(Extracted records)

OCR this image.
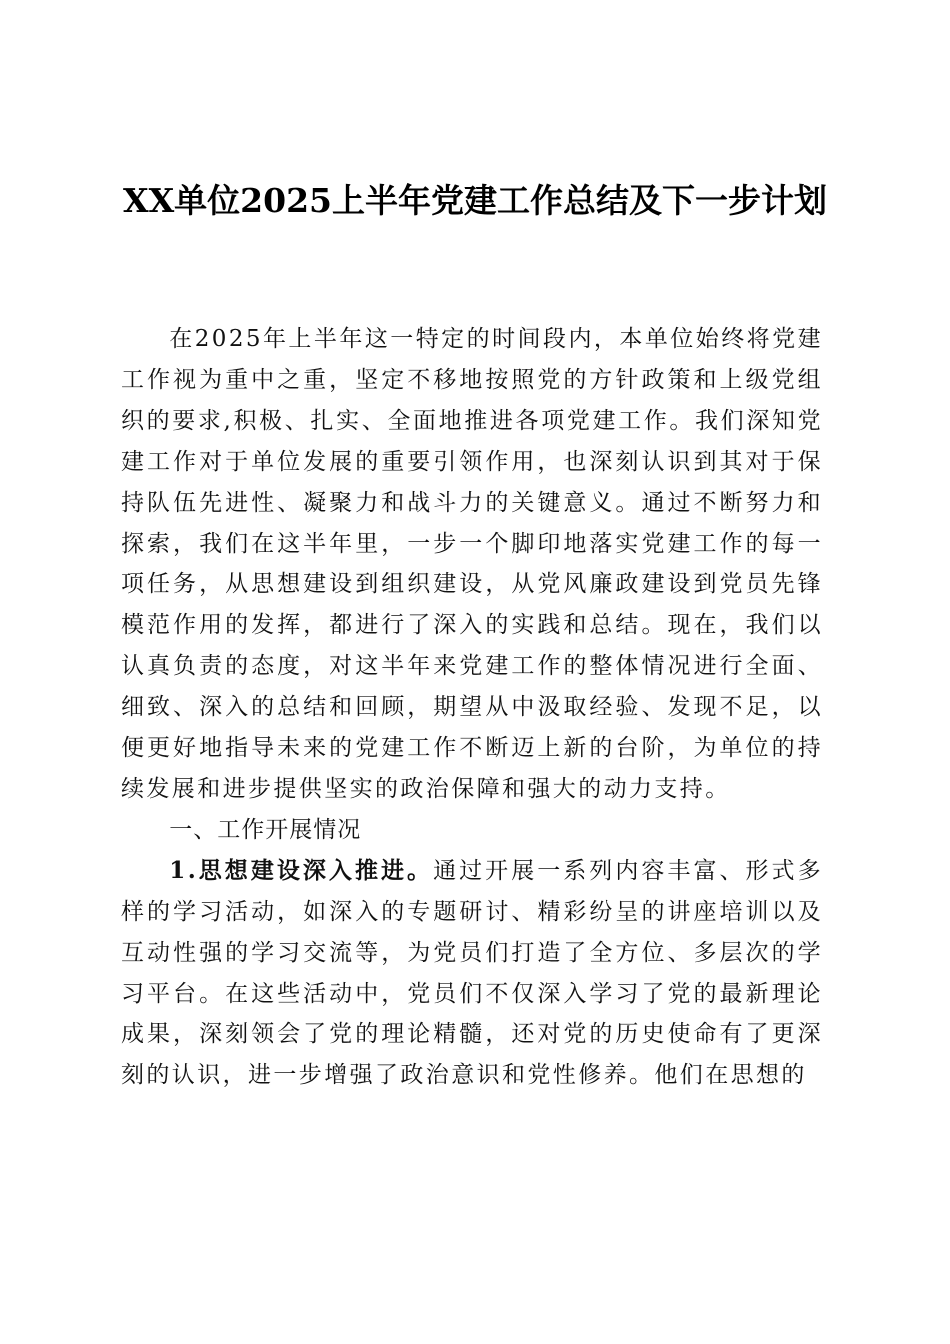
XX单位2025上半年党建工作总结及下一步计划

在2025年上半年这一特定的时间段内，本单位始终将党建工作视为重中之重，坚定不移地按照党的方针政策和上级党组织的要求,积极、扎实、全面地推进各项党建工作。我们深知党建工作对于单位发展的重要引领作用，也深刻认识到其对于保持队伍先进性、凝聚力和战斗力的关键意义。通过不断努力和探索，我们在这半年里，一步一个脚印地落实党建工作的每一项任务，从思想建设到组织建设，从党风廉政建设到党员先锋模范作用的发挥，都进行了深入的实践和总结。现在，我们以认真负责的态度，对这半年来党建工作的整体情况进行全面、细致、深入的总结和回顾，期望从中汲取经验、发现不足，以便更好地指导未来的党建工作不断迈上新的台阶，为单位的持续发展和进步提供坚实的政治保障和强大的动力支持。

一、工作开展情况

1.思想建设深入推进。通过开展一系列内容丰富、形式多样的学习活动，如深入的专题研讨、精彩纷呈的讲座培训以及互动性强的学习交流等，为党员们打造了全方位、多层次的学习平台。在这些活动中，党员们不仅深入学习了党的最新理论成果，深刻领会了党的理论精髓，还对党的历史使命有了更深刻的认识，进一步增强了政治意识和党性修养。他们在思想的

→ WRITTEN INSTRUCTION:
Write the material out again exactly as it appears, dropping the pictures.

→ TASK RESULT:
OCR this image.
XX单位2025上半年党建工作总结及下一步计划

在2025年上半年这一特定的时间段内，本单位始终将党建工作视为重中之重，坚定不移地按照党的方针政策和上级党组织的要求,积极、扎实、全面地推进各项党建工作。我们深知党建工作对于单位发展的重要引领作用，也深刻认识到其对于保持队伍先进性、凝聚力和战斗力的关键意义。通过不断努力和探索，我们在这半年里，一步一个脚印地落实党建工作的每一项任务，从思想建设到组织建设，从党风廉政建设到党员先锋模范作用的发挥，都进行了深入的实践和总结。现在，我们以认真负责的态度，对这半年来党建工作的整体情况进行全面、细致、深入的总结和回顾，期望从中汲取经验、发现不足，以便更好地指导未来的党建工作不断迈上新的台阶，为单位的持续发展和进步提供坚实的政治保障和强大的动力支持。

一、工作开展情况

1.思想建设深入推进。通过开展一系列内容丰富、形式多样的学习活动，如深入的专题研讨、精彩纷呈的讲座培训以及互动性强的学习交流等，为党员们打造了全方位、多层次的学习平台。在这些活动中，党员们不仅深入学习了党的最新理论成果，深刻领会了党的理论精髓，还对党的历史使命有了更深刻的认识，进一步增强了政治意识和党性修养。他们在思想的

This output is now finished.